WHAT THIS TASK INVOLVES
Reproduce the material below with every "x-tick-label" swapped for "x-axis-label", keeping everything else the same.

Stored entries
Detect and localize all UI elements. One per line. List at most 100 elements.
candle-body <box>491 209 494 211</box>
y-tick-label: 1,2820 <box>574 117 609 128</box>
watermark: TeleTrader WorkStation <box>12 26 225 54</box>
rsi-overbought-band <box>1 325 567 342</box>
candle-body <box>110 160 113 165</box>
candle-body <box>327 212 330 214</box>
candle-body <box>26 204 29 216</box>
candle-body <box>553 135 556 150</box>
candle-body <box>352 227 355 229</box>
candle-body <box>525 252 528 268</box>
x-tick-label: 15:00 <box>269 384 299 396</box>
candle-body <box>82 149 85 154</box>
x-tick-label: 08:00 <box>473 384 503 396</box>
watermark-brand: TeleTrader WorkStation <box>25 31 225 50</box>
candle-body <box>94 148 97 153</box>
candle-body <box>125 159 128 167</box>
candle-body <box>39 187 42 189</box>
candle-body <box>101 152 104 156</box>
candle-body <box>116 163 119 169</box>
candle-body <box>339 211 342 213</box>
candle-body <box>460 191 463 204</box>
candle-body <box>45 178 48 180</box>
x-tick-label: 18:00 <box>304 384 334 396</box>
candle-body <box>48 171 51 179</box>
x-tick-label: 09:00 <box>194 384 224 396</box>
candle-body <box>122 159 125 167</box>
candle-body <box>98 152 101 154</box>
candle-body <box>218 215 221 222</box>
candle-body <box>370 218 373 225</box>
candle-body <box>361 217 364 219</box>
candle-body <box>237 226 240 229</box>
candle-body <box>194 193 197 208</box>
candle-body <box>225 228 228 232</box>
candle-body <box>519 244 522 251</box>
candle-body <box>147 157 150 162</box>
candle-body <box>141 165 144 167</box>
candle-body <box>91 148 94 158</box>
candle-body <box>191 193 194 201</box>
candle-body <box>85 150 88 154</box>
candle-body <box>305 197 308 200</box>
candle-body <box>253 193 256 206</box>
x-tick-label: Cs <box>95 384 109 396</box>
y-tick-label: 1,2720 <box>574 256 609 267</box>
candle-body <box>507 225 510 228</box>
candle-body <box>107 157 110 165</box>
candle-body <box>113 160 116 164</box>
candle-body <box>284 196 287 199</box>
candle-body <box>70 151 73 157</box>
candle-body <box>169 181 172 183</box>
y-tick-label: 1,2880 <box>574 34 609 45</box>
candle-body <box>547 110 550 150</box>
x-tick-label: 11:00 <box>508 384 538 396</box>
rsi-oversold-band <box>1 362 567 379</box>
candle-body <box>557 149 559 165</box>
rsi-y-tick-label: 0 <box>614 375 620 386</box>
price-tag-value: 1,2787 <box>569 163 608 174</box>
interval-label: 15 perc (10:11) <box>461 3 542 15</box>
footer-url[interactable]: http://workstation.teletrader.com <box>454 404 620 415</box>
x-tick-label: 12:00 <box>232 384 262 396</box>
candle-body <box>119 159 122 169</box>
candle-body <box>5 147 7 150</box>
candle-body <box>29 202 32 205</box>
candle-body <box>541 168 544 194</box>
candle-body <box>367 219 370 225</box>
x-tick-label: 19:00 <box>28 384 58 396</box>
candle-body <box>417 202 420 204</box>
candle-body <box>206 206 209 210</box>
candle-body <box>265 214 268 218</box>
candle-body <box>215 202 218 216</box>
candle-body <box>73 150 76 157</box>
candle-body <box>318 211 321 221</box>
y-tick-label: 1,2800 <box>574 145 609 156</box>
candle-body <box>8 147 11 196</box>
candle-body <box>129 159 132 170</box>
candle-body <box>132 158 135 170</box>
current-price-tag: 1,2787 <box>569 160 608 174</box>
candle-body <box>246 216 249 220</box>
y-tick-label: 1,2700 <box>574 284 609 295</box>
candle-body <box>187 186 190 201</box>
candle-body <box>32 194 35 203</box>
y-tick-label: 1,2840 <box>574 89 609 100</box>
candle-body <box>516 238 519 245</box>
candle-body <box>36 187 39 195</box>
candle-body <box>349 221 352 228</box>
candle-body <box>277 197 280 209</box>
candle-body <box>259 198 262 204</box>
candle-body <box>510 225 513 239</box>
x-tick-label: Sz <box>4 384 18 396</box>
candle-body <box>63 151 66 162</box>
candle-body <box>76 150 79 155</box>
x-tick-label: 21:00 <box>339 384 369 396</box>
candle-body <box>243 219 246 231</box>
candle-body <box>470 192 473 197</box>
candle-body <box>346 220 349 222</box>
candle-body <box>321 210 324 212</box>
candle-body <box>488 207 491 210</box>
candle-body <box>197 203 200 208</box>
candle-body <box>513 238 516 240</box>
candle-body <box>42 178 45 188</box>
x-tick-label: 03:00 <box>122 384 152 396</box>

RIGHT ANSWER
Detect and localize all UI elements. One per line. List at most 100 elements.
candle-body <box>491 209 494 211</box>
y-tick-label: 1,2820 <box>574 117 609 128</box>
watermark: TeleTrader WorkStation <box>12 26 225 54</box>
rsi-overbought-band <box>1 325 567 342</box>
candle-body <box>110 160 113 165</box>
candle-body <box>327 212 330 214</box>
candle-body <box>26 204 29 216</box>
candle-body <box>553 135 556 150</box>
candle-body <box>352 227 355 229</box>
candle-body <box>525 252 528 268</box>
x-axis-label: 15:00 <box>269 384 299 396</box>
candle-body <box>82 149 85 154</box>
x-axis-label: 08:00 <box>473 384 503 396</box>
watermark-brand: TeleTrader WorkStation <box>25 31 225 50</box>
candle-body <box>94 148 97 153</box>
candle-body <box>125 159 128 167</box>
candle-body <box>39 187 42 189</box>
candle-body <box>101 152 104 156</box>
candle-body <box>116 163 119 169</box>
candle-body <box>339 211 342 213</box>
candle-body <box>460 191 463 204</box>
candle-body <box>45 178 48 180</box>
x-axis-label: 18:00 <box>304 384 334 396</box>
candle-body <box>48 171 51 179</box>
x-axis-label: 09:00 <box>194 384 224 396</box>
candle-body <box>122 159 125 167</box>
candle-body <box>98 152 101 154</box>
candle-body <box>218 215 221 222</box>
candle-body <box>370 218 373 225</box>
candle-body <box>361 217 364 219</box>
candle-body <box>237 226 240 229</box>
candle-body <box>194 193 197 208</box>
candle-body <box>225 228 228 232</box>
candle-body <box>519 244 522 251</box>
candle-body <box>147 157 150 162</box>
candle-body <box>141 165 144 167</box>
candle-body <box>91 148 94 158</box>
candle-body <box>191 193 194 201</box>
candle-body <box>85 150 88 154</box>
candle-body <box>305 197 308 200</box>
candle-body <box>253 193 256 206</box>
x-axis-label: Cs <box>95 384 109 396</box>
y-tick-label: 1,2720 <box>574 256 609 267</box>
candle-body <box>507 225 510 228</box>
candle-body <box>107 157 110 165</box>
candle-body <box>113 160 116 164</box>
candle-body <box>284 196 287 199</box>
candle-body <box>70 151 73 157</box>
candle-body <box>169 181 172 183</box>
y-tick-label: 1,2880 <box>574 34 609 45</box>
candle-body <box>547 110 550 150</box>
x-axis-label: 11:00 <box>508 384 538 396</box>
rsi-oversold-band <box>1 362 567 379</box>
candle-body <box>557 149 559 165</box>
rsi-y-tick-label: 0 <box>614 375 620 386</box>
price-tag-value: 1,2787 <box>569 163 608 174</box>
interval-label: 15 perc (10:11) <box>461 3 542 15</box>
footer-url[interactable]: http://workstation.teletrader.com <box>454 404 620 415</box>
x-axis-label: 12:00 <box>232 384 262 396</box>
candle-body <box>119 159 122 169</box>
candle-body <box>5 147 7 150</box>
candle-body <box>29 202 32 205</box>
candle-body <box>541 168 544 194</box>
candle-body <box>367 219 370 225</box>
x-axis-label: 19:00 <box>28 384 58 396</box>
candle-body <box>417 202 420 204</box>
candle-body <box>206 206 209 210</box>
candle-body <box>265 214 268 218</box>
candle-body <box>215 202 218 216</box>
candle-body <box>73 150 76 157</box>
candle-body <box>318 211 321 221</box>
y-tick-label: 1,2800 <box>574 145 609 156</box>
candle-body <box>8 147 11 196</box>
candle-body <box>129 159 132 170</box>
candle-body <box>132 158 135 170</box>
current-price-tag: 1,2787 <box>569 160 608 174</box>
candle-body <box>246 216 249 220</box>
y-tick-label: 1,2700 <box>574 284 609 295</box>
candle-body <box>187 186 190 201</box>
candle-body <box>32 194 35 203</box>
y-tick-label: 1,2840 <box>574 89 609 100</box>
candle-body <box>516 238 519 245</box>
candle-body <box>36 187 39 195</box>
candle-body <box>349 221 352 228</box>
candle-body <box>277 197 280 209</box>
candle-body <box>259 198 262 204</box>
candle-body <box>510 225 513 239</box>
x-axis-label: Sz <box>4 384 18 396</box>
candle-body <box>63 151 66 162</box>
candle-body <box>76 150 79 155</box>
x-axis-label: 21:00 <box>339 384 369 396</box>
candle-body <box>243 219 246 231</box>
candle-body <box>470 192 473 197</box>
candle-body <box>346 220 349 222</box>
candle-body <box>321 210 324 212</box>
candle-body <box>488 207 491 210</box>
candle-body <box>197 203 200 208</box>
candle-body <box>513 238 516 240</box>
candle-body <box>42 178 45 188</box>
x-axis-label: 03:00 <box>122 384 152 396</box>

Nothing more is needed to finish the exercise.